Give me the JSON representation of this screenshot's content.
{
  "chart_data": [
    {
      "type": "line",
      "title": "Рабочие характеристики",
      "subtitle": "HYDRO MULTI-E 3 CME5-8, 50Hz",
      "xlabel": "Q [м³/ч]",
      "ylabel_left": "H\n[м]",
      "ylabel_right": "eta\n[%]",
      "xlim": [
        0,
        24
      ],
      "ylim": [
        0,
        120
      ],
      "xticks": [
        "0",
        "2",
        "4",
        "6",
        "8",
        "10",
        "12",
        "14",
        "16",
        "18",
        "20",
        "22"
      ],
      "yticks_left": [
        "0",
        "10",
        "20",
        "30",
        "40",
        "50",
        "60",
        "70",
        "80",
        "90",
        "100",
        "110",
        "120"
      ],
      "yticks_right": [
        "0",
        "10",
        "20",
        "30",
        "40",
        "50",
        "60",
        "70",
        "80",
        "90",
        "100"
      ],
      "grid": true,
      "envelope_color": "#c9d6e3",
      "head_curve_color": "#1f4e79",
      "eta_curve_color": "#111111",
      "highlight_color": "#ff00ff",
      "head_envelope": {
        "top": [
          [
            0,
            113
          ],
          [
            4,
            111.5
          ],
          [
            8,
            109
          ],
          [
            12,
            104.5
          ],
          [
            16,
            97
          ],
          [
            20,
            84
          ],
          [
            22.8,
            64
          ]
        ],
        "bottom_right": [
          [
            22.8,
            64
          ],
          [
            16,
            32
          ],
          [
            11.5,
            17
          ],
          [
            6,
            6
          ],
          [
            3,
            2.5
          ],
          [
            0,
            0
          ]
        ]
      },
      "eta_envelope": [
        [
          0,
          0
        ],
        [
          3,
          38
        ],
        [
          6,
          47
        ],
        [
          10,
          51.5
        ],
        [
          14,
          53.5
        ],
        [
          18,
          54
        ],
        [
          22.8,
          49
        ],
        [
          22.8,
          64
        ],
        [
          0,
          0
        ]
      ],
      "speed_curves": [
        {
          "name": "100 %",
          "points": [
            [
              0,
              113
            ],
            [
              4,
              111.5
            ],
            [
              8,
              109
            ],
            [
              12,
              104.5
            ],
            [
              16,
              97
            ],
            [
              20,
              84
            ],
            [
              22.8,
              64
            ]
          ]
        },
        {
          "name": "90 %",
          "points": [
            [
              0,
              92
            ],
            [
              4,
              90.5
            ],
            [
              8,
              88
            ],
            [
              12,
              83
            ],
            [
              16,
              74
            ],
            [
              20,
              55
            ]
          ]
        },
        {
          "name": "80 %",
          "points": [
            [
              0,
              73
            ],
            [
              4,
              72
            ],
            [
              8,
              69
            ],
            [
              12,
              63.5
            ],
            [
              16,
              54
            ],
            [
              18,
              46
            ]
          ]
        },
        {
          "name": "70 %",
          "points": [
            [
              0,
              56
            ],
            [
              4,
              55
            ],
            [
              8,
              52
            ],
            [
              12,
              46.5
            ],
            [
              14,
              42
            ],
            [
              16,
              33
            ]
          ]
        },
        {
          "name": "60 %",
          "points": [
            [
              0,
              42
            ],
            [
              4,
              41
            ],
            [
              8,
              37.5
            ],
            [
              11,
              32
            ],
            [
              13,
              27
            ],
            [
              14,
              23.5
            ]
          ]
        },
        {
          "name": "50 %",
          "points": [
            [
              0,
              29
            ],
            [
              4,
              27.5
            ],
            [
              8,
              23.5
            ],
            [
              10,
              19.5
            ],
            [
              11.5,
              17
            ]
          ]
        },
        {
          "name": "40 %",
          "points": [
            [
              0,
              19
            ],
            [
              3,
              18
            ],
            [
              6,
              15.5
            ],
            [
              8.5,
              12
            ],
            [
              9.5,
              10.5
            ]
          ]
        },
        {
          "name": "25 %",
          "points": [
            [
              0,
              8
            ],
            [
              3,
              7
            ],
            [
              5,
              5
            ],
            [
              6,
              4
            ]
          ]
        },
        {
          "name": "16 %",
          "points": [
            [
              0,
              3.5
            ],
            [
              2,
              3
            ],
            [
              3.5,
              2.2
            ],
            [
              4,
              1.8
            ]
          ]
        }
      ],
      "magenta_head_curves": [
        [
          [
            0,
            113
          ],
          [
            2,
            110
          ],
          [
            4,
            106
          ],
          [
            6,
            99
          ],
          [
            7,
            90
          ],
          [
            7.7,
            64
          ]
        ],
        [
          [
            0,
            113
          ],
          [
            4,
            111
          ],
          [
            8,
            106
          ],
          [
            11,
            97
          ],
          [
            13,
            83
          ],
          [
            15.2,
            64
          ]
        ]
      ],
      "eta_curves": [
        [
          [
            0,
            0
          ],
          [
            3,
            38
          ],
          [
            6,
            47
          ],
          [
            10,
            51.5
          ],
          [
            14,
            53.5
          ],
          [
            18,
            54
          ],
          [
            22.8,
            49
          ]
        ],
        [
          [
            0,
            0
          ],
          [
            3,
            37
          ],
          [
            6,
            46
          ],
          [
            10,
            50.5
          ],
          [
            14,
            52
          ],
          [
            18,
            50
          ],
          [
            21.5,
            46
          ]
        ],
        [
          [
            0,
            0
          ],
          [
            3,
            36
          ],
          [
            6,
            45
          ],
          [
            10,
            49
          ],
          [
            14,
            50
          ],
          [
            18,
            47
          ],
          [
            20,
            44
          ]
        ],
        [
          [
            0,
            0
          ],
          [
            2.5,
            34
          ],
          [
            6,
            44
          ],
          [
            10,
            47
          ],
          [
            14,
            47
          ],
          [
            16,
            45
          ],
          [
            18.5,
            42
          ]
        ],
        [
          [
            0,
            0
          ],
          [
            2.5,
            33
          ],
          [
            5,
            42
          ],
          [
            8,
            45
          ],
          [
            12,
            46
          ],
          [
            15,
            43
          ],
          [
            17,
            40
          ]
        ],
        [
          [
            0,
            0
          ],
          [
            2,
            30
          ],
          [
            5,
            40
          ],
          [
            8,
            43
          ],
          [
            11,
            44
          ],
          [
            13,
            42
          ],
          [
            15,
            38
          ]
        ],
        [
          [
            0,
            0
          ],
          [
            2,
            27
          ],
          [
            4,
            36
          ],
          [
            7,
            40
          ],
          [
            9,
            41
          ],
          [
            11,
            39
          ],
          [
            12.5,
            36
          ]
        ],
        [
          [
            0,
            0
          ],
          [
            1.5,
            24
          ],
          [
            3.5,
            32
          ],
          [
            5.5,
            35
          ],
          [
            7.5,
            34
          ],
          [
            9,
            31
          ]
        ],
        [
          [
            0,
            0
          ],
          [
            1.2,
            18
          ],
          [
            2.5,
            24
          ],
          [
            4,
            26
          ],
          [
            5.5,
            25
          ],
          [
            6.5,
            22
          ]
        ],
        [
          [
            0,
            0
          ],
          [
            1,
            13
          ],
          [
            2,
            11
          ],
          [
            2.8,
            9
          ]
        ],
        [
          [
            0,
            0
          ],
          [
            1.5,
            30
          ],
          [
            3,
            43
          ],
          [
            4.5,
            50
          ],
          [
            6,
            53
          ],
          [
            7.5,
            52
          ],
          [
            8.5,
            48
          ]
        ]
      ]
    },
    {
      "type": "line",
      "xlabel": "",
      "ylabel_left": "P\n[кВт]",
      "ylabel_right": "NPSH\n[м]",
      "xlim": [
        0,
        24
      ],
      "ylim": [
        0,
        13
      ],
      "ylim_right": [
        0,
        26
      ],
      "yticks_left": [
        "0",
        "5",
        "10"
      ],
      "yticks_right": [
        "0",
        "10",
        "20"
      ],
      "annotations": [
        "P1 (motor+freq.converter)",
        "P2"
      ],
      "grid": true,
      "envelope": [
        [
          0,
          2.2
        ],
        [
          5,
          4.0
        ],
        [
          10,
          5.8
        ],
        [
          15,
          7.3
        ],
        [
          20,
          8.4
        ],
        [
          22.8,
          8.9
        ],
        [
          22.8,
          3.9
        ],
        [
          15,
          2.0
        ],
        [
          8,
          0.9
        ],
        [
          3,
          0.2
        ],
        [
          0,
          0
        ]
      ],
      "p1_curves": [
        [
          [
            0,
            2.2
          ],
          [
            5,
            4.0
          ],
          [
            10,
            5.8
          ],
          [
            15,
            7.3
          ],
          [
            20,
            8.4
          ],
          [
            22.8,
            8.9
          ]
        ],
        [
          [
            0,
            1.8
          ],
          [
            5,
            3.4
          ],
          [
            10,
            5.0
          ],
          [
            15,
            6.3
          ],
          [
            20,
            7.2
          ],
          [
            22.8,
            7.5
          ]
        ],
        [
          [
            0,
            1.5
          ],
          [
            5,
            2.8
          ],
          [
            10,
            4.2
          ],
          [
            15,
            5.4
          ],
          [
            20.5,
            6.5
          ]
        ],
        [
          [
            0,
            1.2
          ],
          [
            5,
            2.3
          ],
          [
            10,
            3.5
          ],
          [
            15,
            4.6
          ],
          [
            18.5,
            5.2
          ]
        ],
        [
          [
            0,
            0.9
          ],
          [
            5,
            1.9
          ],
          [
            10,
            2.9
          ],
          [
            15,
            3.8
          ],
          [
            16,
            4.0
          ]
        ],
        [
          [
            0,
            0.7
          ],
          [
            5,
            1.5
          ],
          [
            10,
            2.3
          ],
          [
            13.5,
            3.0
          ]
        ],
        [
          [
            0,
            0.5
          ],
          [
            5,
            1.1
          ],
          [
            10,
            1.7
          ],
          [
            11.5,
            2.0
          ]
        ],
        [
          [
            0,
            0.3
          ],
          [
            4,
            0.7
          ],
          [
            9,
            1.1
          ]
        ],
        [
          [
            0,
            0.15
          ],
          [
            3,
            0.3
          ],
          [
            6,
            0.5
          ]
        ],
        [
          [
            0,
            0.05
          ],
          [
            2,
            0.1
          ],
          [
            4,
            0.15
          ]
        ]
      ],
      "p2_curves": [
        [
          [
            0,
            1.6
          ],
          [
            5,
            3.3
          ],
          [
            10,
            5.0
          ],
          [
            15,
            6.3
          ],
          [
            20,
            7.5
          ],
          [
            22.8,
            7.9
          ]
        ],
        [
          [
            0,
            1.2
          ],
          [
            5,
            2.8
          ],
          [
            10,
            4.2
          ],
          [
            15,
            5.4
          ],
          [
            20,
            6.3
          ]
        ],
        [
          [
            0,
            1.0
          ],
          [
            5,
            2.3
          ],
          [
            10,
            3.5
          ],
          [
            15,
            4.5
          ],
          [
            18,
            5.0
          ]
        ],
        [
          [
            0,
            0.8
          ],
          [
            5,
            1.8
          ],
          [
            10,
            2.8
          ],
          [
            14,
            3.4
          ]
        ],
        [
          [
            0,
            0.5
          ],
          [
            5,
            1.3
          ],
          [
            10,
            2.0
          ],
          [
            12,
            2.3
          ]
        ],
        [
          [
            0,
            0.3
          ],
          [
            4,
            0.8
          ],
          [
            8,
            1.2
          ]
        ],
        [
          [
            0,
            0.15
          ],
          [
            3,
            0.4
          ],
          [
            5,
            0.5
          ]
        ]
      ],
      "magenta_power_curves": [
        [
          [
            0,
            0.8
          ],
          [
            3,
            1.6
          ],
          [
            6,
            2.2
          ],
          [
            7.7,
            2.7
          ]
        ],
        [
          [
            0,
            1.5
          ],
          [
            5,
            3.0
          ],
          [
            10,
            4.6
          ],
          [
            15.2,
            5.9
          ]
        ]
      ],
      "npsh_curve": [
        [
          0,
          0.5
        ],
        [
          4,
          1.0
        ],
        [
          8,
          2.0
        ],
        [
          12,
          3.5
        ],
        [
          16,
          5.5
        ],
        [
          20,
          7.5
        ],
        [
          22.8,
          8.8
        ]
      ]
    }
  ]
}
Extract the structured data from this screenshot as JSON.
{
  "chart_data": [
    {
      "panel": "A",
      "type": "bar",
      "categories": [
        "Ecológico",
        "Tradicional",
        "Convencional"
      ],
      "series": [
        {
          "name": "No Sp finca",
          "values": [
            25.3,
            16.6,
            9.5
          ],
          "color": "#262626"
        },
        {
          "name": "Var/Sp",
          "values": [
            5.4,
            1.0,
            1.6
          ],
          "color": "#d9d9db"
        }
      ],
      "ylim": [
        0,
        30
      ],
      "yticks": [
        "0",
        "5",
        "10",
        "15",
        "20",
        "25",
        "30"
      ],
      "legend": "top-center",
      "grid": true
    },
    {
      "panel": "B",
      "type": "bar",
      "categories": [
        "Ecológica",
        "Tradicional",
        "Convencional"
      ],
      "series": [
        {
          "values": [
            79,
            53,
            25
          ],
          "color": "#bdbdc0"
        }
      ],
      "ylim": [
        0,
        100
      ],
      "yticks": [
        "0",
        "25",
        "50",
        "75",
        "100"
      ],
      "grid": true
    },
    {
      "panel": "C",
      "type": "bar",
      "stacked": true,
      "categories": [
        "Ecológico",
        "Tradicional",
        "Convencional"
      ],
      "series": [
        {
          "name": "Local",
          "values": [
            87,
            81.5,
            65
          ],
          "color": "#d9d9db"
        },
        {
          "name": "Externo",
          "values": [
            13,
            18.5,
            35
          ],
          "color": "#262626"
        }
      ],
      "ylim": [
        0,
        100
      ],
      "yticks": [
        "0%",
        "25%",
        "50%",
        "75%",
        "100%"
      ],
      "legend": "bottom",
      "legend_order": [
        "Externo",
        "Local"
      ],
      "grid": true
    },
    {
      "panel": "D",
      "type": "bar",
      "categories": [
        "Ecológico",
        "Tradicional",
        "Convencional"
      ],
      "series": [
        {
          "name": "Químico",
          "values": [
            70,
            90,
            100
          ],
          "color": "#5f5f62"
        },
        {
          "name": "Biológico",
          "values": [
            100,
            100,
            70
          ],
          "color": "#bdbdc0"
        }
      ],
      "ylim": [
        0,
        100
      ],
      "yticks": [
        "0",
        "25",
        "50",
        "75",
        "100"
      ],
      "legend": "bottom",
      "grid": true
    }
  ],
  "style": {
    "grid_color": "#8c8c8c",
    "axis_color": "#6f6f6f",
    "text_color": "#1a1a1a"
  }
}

» **Exercise goal**: Looking at the listing above, count the lines that contain "screenshot" and give nothing but the number.

» **Finished answer**: 2